* [To do]:
Pictures in the records should not be copied, but every other part must be repeated exactly.
===== Data to use
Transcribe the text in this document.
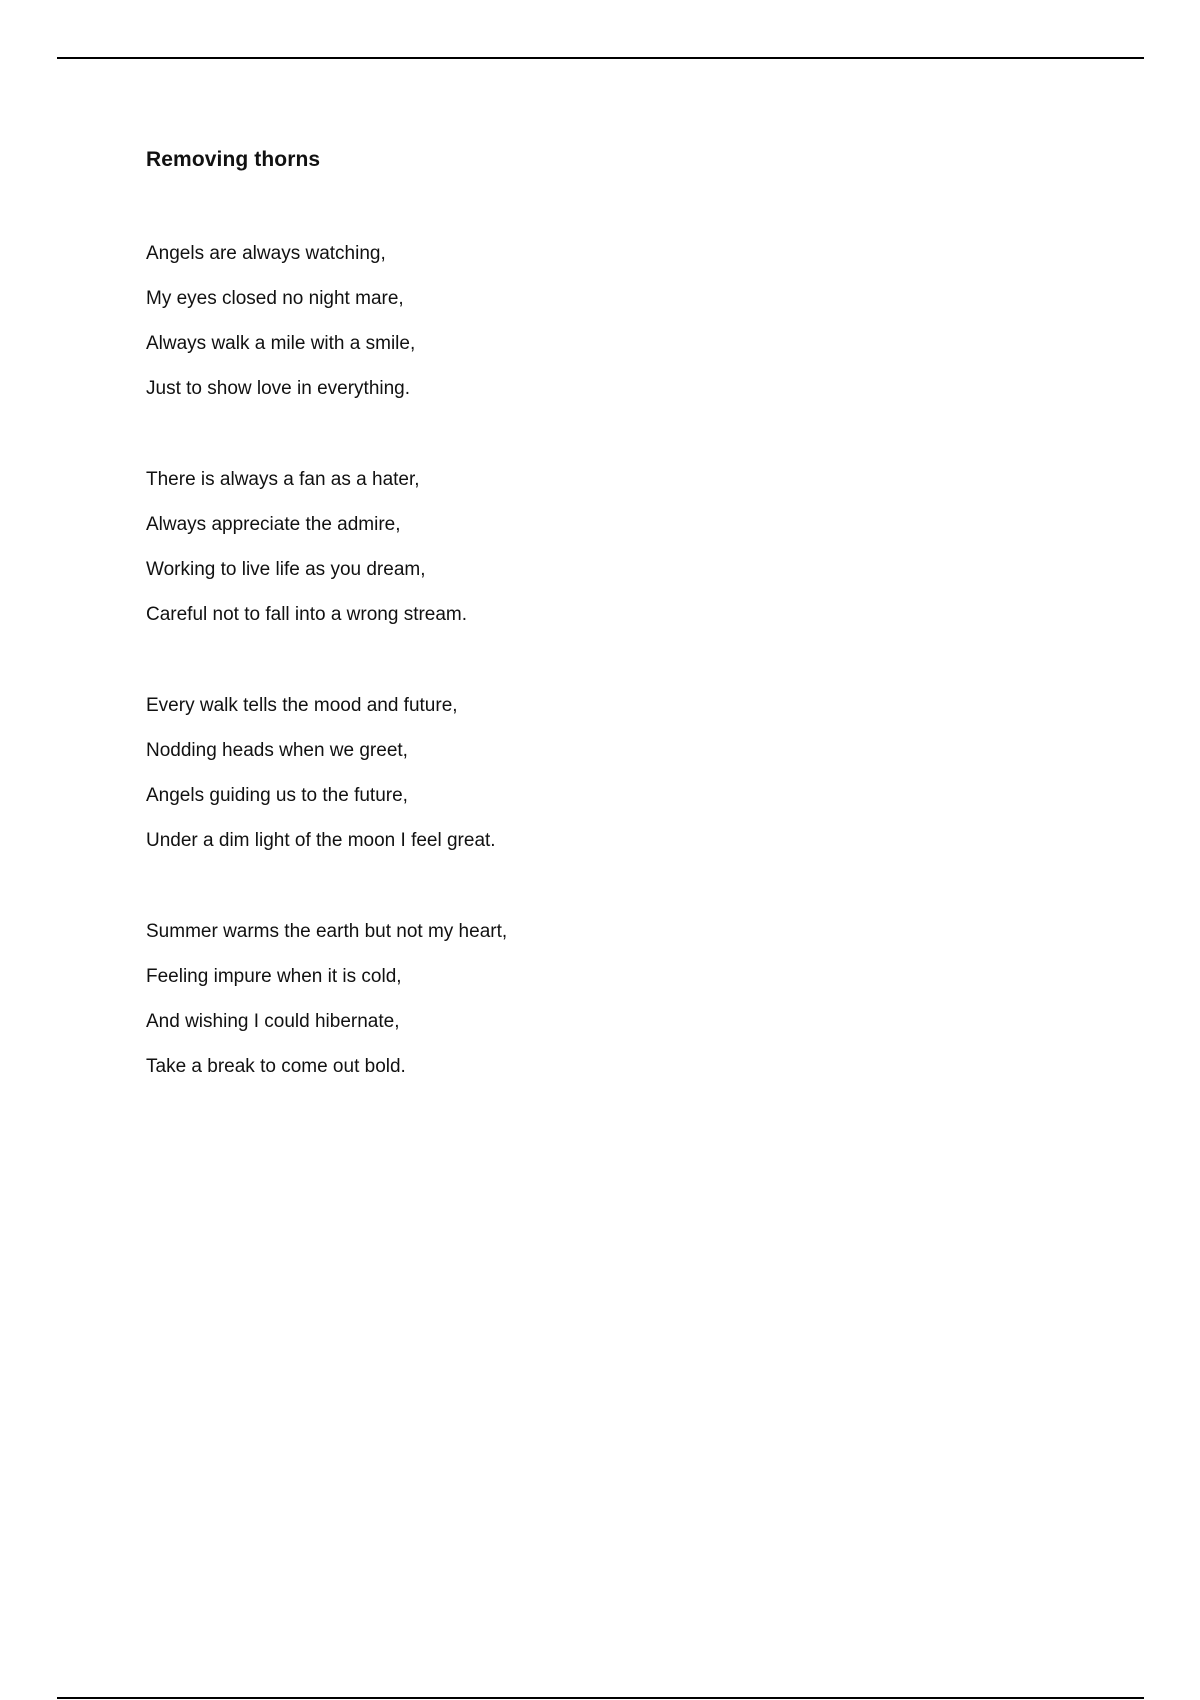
Removing thorns
Angels are always watching,
My eyes closed no night mare,
Always walk a mile with a smile,
Just to show love in everything.
There is always a fan as a hater,
Always appreciate the admire,
Working to live life as you dream,
Careful not to fall into a wrong stream.
Every walk tells the mood and future,
Nodding heads when we greet,
Angels guiding us to the future,
Under a dim light of the moon I feel great.
Summer warms the earth but not my heart,
Feeling impure when it is cold,
And wishing I could hibernate,
Take a break to come out bold.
==========
* [Right answer]:
Transcribe the text in this document.
Removing thorns
Angels are always watching,
My eyes closed no night mare,
Always walk a mile with a smile,
Just to show love in everything.
There is always a fan as a hater,
Always appreciate the admire,
Working to live life as you dream,
Careful not to fall into a wrong stream.
Every walk tells the mood and future,
Nodding heads when we greet,
Angels guiding us to the future,
Under a dim light of the moon I feel great.
Summer warms the earth but not my heart,
Feeling impure when it is cold,
And wishing I could hibernate,
Take a break to come out bold.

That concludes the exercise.